### Stated task:
Search the material below for the string "forward" and list each line that holds it.

============

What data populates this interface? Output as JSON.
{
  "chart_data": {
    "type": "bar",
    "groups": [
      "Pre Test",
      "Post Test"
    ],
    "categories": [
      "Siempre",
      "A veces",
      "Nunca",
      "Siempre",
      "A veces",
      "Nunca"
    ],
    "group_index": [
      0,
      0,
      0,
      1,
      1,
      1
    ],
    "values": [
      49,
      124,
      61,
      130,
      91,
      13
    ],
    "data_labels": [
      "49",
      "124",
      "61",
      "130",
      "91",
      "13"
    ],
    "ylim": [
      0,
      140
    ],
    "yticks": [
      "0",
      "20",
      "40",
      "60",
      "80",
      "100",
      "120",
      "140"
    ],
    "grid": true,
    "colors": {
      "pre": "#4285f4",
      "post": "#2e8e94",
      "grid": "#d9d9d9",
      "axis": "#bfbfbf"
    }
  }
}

============

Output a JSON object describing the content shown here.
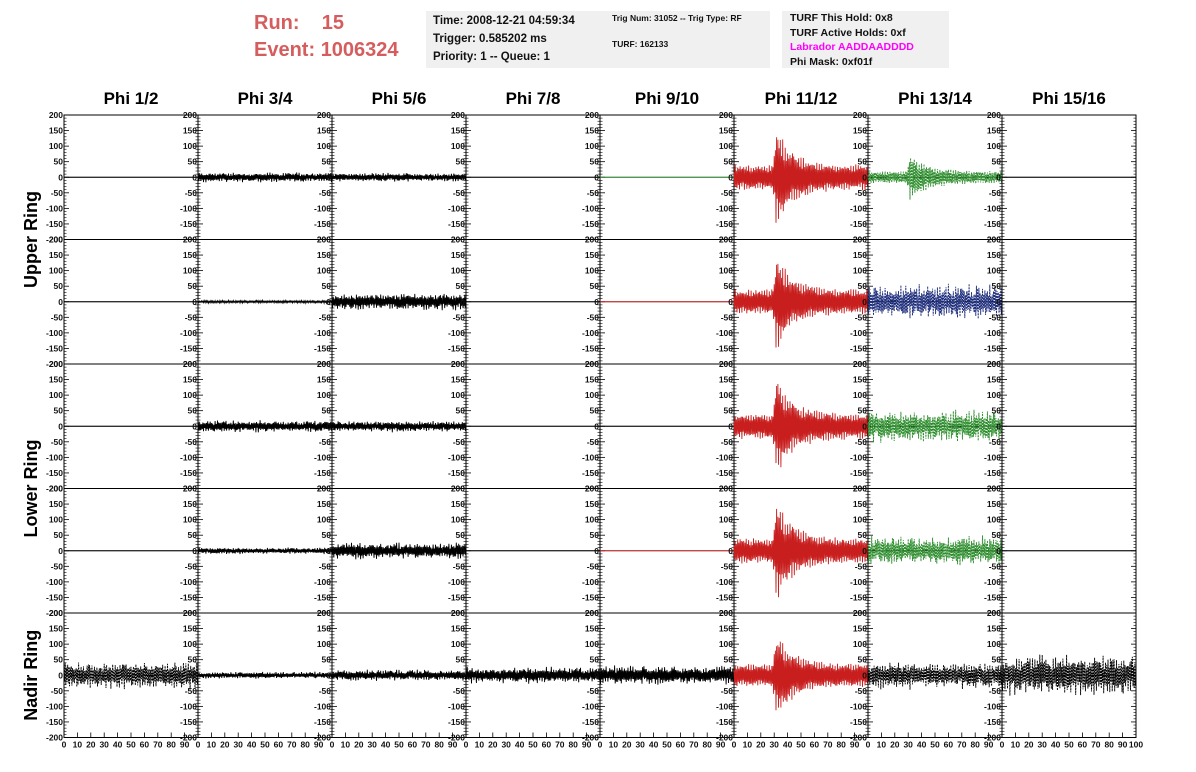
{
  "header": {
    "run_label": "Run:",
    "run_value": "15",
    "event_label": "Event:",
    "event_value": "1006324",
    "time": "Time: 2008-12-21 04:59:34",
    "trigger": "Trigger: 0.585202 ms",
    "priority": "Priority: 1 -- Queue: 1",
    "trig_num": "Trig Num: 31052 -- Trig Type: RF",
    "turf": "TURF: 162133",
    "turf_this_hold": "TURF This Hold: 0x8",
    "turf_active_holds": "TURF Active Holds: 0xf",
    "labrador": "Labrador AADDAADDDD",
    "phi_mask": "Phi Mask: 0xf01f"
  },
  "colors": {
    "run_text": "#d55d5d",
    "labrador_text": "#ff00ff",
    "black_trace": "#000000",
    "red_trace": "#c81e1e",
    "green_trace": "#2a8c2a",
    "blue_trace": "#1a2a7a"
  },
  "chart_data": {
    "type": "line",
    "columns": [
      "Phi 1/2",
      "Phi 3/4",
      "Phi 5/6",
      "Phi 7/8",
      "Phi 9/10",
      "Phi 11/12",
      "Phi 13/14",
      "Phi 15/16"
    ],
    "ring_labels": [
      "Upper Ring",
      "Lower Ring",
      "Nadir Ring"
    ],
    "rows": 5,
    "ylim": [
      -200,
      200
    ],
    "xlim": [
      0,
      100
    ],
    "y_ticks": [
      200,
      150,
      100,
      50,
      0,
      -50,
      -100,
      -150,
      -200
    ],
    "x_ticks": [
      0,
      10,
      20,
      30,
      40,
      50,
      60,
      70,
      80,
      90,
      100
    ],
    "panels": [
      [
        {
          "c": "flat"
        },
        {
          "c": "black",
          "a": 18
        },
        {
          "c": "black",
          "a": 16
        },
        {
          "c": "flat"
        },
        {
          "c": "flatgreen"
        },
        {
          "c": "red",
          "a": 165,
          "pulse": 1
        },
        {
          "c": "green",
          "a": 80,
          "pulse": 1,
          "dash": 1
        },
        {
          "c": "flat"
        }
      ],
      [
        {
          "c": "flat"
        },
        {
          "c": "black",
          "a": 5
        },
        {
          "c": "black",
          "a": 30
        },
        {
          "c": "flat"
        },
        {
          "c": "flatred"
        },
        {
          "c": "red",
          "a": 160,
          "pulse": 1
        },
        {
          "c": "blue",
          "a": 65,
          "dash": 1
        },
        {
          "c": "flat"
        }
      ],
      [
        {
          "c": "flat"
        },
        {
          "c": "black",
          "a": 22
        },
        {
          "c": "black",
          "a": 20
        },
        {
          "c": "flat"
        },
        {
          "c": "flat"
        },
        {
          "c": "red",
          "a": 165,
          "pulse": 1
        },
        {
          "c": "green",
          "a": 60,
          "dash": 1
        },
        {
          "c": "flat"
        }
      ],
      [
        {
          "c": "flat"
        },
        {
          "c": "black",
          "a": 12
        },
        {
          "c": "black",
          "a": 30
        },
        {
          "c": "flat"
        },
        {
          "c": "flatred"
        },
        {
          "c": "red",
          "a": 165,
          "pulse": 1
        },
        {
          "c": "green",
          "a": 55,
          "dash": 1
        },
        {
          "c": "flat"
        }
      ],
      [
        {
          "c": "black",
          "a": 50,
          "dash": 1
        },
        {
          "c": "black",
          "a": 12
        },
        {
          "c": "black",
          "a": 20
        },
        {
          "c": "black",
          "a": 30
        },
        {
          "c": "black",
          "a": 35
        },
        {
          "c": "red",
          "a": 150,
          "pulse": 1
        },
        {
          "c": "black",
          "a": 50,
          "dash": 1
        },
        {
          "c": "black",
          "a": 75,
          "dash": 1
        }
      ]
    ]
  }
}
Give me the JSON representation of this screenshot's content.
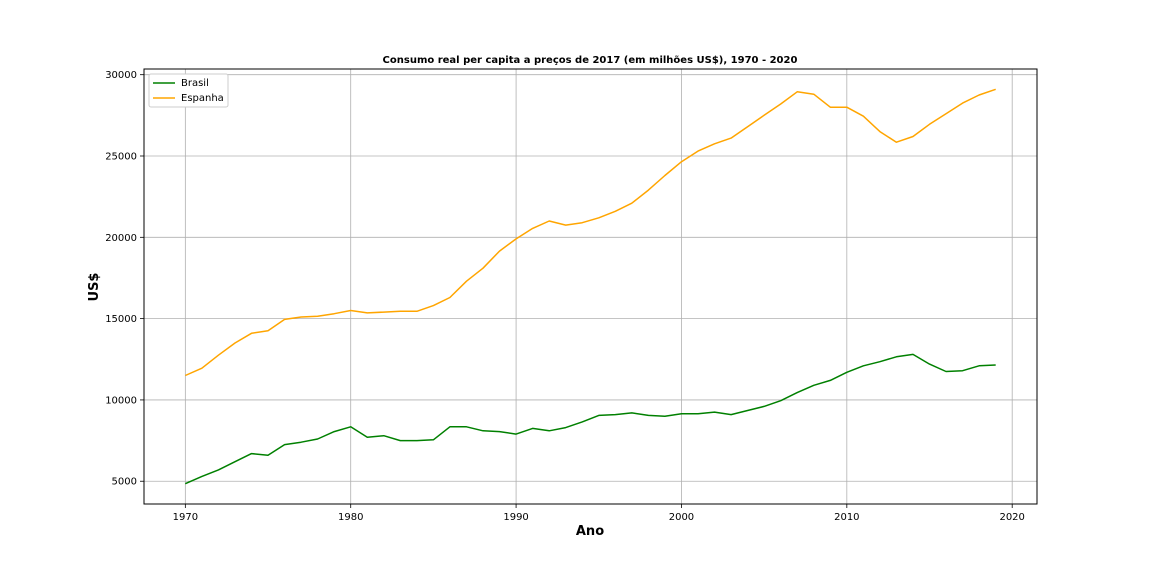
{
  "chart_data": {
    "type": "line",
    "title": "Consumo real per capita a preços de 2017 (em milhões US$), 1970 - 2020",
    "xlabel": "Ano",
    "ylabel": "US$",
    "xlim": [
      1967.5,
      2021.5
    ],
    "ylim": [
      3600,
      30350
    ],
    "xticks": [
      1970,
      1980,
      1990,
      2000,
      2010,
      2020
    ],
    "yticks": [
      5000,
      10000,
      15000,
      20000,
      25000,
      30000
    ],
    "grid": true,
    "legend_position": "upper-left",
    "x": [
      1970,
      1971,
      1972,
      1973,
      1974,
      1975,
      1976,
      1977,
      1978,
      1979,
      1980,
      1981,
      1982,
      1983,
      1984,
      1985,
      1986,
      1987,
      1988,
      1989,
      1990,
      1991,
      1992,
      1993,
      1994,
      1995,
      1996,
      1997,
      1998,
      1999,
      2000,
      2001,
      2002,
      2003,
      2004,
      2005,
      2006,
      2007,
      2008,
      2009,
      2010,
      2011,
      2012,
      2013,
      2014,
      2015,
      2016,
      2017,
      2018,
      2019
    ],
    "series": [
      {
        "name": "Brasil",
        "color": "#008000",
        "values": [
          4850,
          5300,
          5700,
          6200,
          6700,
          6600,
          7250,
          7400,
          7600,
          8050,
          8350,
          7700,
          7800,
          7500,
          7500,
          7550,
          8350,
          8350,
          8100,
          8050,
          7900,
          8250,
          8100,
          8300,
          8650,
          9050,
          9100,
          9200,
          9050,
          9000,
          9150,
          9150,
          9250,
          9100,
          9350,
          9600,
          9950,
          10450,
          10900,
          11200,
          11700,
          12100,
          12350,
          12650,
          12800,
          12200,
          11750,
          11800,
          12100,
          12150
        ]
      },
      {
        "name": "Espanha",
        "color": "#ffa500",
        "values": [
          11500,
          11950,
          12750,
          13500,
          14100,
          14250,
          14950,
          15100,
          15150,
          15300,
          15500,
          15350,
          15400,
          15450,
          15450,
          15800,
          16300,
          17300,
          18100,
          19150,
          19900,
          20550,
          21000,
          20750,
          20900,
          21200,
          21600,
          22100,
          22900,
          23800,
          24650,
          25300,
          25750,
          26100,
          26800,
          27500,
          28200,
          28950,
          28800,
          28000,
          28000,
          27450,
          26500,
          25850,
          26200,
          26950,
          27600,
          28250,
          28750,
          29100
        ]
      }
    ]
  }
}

============

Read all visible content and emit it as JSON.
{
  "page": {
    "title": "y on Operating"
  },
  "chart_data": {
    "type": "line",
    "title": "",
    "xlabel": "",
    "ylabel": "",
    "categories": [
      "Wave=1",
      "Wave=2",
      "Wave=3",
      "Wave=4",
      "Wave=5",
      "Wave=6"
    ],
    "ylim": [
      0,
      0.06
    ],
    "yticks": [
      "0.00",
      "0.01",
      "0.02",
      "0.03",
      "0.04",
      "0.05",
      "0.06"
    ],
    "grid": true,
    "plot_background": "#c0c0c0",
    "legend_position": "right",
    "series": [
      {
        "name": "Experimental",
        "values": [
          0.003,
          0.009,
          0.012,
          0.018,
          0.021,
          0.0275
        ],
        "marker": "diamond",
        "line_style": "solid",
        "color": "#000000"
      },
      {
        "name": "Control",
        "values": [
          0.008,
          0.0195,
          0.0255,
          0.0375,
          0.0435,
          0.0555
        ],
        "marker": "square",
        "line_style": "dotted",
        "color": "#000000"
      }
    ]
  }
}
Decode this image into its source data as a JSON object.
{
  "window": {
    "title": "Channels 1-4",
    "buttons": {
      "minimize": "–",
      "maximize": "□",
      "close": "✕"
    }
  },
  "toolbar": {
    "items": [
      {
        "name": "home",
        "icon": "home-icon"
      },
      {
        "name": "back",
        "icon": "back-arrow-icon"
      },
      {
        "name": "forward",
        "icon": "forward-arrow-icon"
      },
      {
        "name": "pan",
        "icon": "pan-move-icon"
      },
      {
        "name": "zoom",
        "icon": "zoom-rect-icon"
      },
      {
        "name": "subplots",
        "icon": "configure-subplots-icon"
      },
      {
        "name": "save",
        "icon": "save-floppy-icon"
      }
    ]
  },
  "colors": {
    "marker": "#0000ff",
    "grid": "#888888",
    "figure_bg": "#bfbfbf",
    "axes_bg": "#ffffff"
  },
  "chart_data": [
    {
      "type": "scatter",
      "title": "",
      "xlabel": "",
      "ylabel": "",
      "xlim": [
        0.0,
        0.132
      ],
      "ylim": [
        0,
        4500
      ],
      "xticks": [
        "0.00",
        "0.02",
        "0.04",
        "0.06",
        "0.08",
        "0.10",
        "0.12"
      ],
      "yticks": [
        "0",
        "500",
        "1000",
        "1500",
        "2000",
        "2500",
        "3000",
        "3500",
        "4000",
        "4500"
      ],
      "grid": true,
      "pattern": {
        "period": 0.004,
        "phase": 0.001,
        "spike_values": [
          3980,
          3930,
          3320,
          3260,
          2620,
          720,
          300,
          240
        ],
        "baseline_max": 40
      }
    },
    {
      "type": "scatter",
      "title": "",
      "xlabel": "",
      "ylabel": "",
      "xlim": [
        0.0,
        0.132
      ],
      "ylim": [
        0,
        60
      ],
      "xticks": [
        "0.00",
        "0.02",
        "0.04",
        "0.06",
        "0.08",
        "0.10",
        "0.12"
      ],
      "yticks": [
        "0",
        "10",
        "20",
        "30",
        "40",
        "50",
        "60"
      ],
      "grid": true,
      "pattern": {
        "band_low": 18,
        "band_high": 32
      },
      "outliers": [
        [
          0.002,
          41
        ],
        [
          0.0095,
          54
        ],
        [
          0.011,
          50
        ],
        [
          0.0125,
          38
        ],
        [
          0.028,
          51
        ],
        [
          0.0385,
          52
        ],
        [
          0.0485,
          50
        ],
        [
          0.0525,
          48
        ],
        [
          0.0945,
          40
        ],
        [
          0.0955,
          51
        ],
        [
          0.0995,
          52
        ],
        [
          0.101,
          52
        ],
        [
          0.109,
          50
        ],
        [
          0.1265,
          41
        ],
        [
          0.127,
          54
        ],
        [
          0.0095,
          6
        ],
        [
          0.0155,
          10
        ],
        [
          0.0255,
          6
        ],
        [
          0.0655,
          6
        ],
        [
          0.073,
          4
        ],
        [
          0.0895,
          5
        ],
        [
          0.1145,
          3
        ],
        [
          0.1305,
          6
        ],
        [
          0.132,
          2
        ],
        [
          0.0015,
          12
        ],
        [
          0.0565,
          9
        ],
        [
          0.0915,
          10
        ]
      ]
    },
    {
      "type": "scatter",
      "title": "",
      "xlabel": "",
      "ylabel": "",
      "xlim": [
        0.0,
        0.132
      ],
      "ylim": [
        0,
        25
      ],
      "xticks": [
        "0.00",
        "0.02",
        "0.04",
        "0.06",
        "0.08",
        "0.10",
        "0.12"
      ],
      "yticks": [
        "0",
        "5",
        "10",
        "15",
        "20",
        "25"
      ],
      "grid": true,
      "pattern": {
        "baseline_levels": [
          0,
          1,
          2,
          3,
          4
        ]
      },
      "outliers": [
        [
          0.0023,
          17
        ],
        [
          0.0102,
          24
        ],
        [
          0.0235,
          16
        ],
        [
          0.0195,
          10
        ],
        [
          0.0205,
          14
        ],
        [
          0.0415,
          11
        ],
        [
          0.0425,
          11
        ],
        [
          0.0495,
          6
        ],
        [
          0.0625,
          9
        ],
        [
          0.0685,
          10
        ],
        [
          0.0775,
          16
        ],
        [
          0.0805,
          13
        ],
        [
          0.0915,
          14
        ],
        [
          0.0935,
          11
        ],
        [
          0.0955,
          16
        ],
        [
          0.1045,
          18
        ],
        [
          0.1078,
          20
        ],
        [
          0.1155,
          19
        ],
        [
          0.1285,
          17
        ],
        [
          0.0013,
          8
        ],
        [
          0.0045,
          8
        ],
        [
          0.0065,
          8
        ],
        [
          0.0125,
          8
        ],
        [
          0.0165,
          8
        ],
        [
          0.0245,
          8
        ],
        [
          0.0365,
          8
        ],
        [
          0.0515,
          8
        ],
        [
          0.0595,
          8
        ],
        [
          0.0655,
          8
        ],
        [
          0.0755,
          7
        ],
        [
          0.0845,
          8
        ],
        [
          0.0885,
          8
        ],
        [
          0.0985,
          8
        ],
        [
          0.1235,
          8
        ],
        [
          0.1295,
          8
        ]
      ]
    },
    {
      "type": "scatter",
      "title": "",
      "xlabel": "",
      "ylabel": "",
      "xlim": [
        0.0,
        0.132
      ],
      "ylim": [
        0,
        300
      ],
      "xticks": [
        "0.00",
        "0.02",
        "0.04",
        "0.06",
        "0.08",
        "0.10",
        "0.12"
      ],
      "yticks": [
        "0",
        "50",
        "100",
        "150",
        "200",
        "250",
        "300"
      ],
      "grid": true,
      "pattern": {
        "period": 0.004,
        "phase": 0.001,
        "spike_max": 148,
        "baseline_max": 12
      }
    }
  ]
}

============

### The completed task:
        "name": "forward",
        "icon": "forward-arrow-icon"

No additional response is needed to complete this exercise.